--- BEGIN ---

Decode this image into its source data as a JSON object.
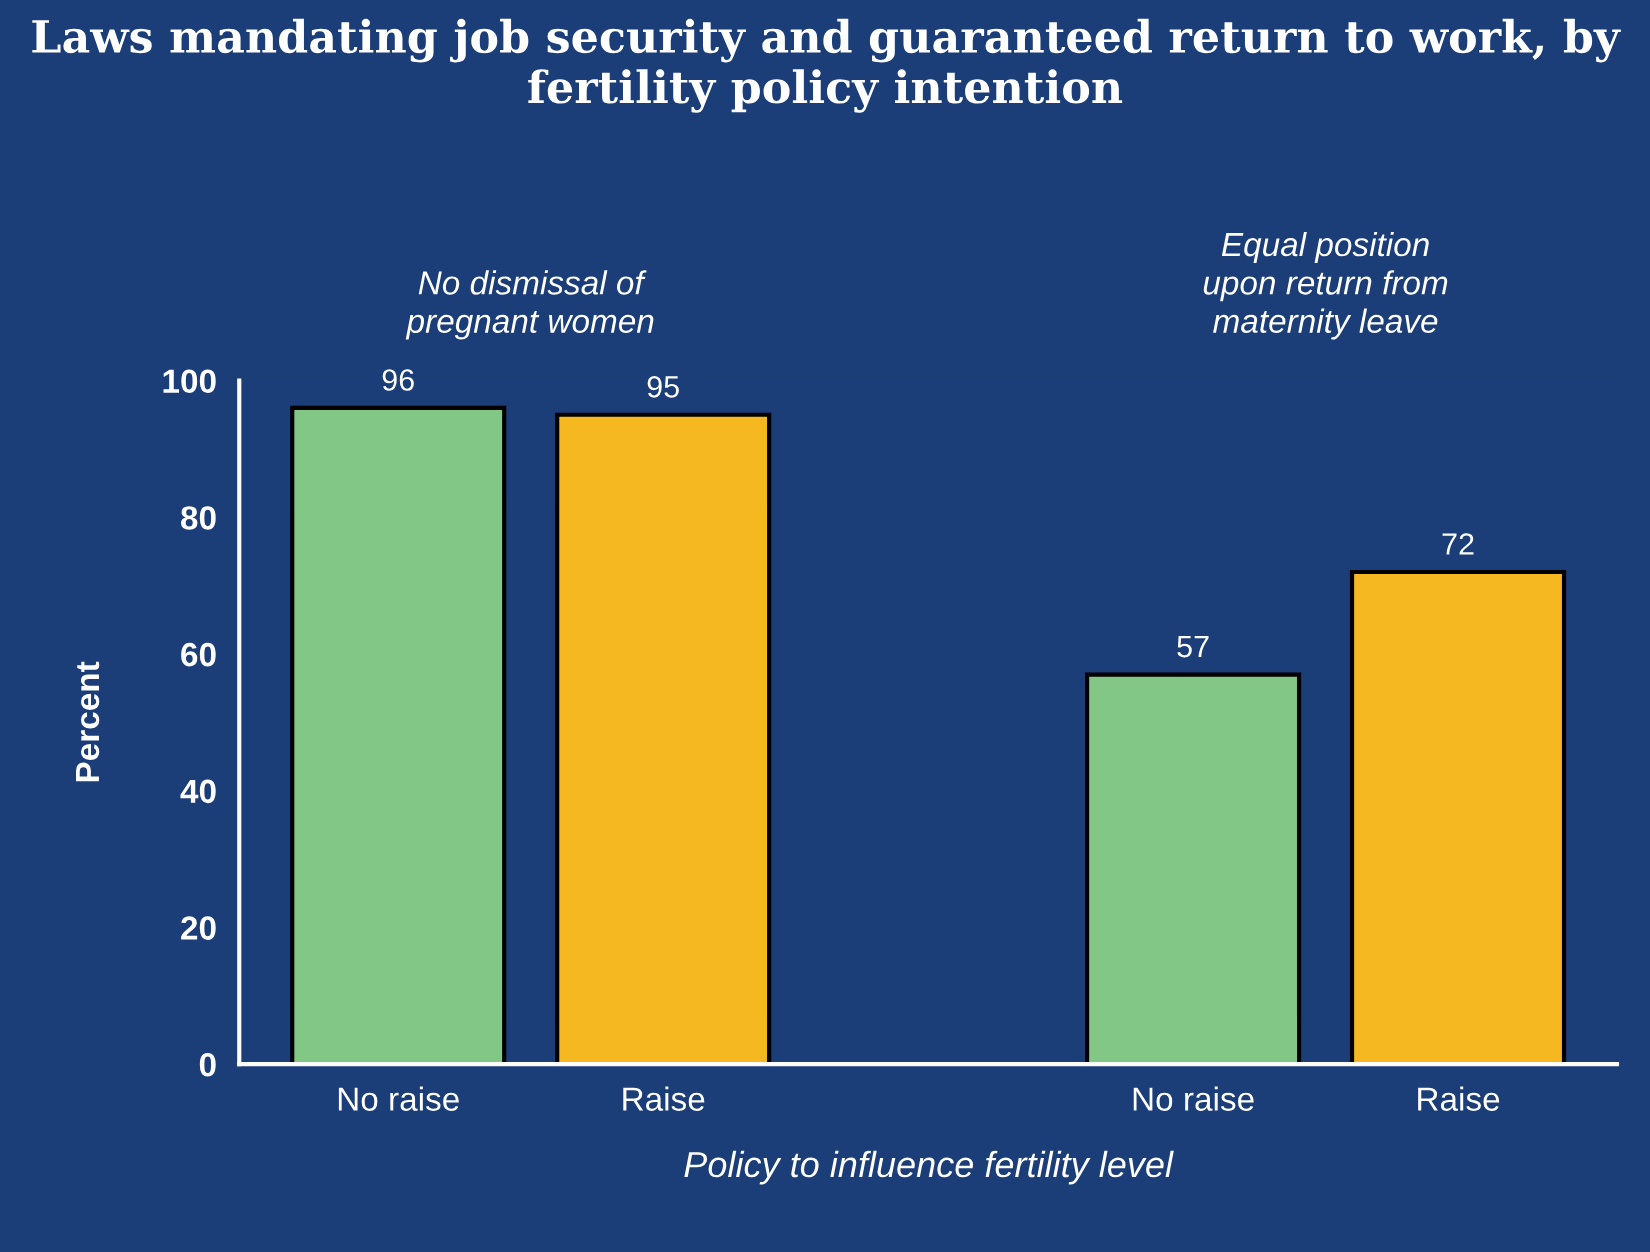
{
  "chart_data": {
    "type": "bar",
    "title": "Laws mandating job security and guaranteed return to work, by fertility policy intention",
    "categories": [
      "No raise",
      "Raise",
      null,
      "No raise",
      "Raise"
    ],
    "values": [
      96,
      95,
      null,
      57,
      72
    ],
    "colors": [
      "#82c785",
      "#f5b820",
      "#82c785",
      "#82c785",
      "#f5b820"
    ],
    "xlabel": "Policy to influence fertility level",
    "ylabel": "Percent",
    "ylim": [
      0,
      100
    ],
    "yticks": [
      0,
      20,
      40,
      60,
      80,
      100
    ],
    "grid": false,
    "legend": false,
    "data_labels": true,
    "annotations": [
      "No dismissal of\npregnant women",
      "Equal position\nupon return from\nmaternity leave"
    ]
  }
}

--- END ---

§ WORK INSTRUCTIONS:
Take the data above and repeat it exactly, leaving each picture out.

§ RESPONSE TO THIS TASK:
Decode this image into its source data as a JSON object.
{
  "chart_data": {
    "type": "bar",
    "title": "Laws mandating job security and guaranteed return to work, by fertility policy intention",
    "categories": [
      "No raise",
      "Raise",
      null,
      "No raise",
      "Raise"
    ],
    "values": [
      96,
      95,
      null,
      57,
      72
    ],
    "colors": [
      "#82c785",
      "#f5b820",
      "#82c785",
      "#82c785",
      "#f5b820"
    ],
    "xlabel": "Policy to influence fertility level",
    "ylabel": "Percent",
    "ylim": [
      0,
      100
    ],
    "yticks": [
      0,
      20,
      40,
      60,
      80,
      100
    ],
    "grid": false,
    "legend": false,
    "data_labels": true,
    "annotations": [
      "No dismissal of\npregnant women",
      "Equal position\nupon return from\nmaternity leave"
    ]
  }
}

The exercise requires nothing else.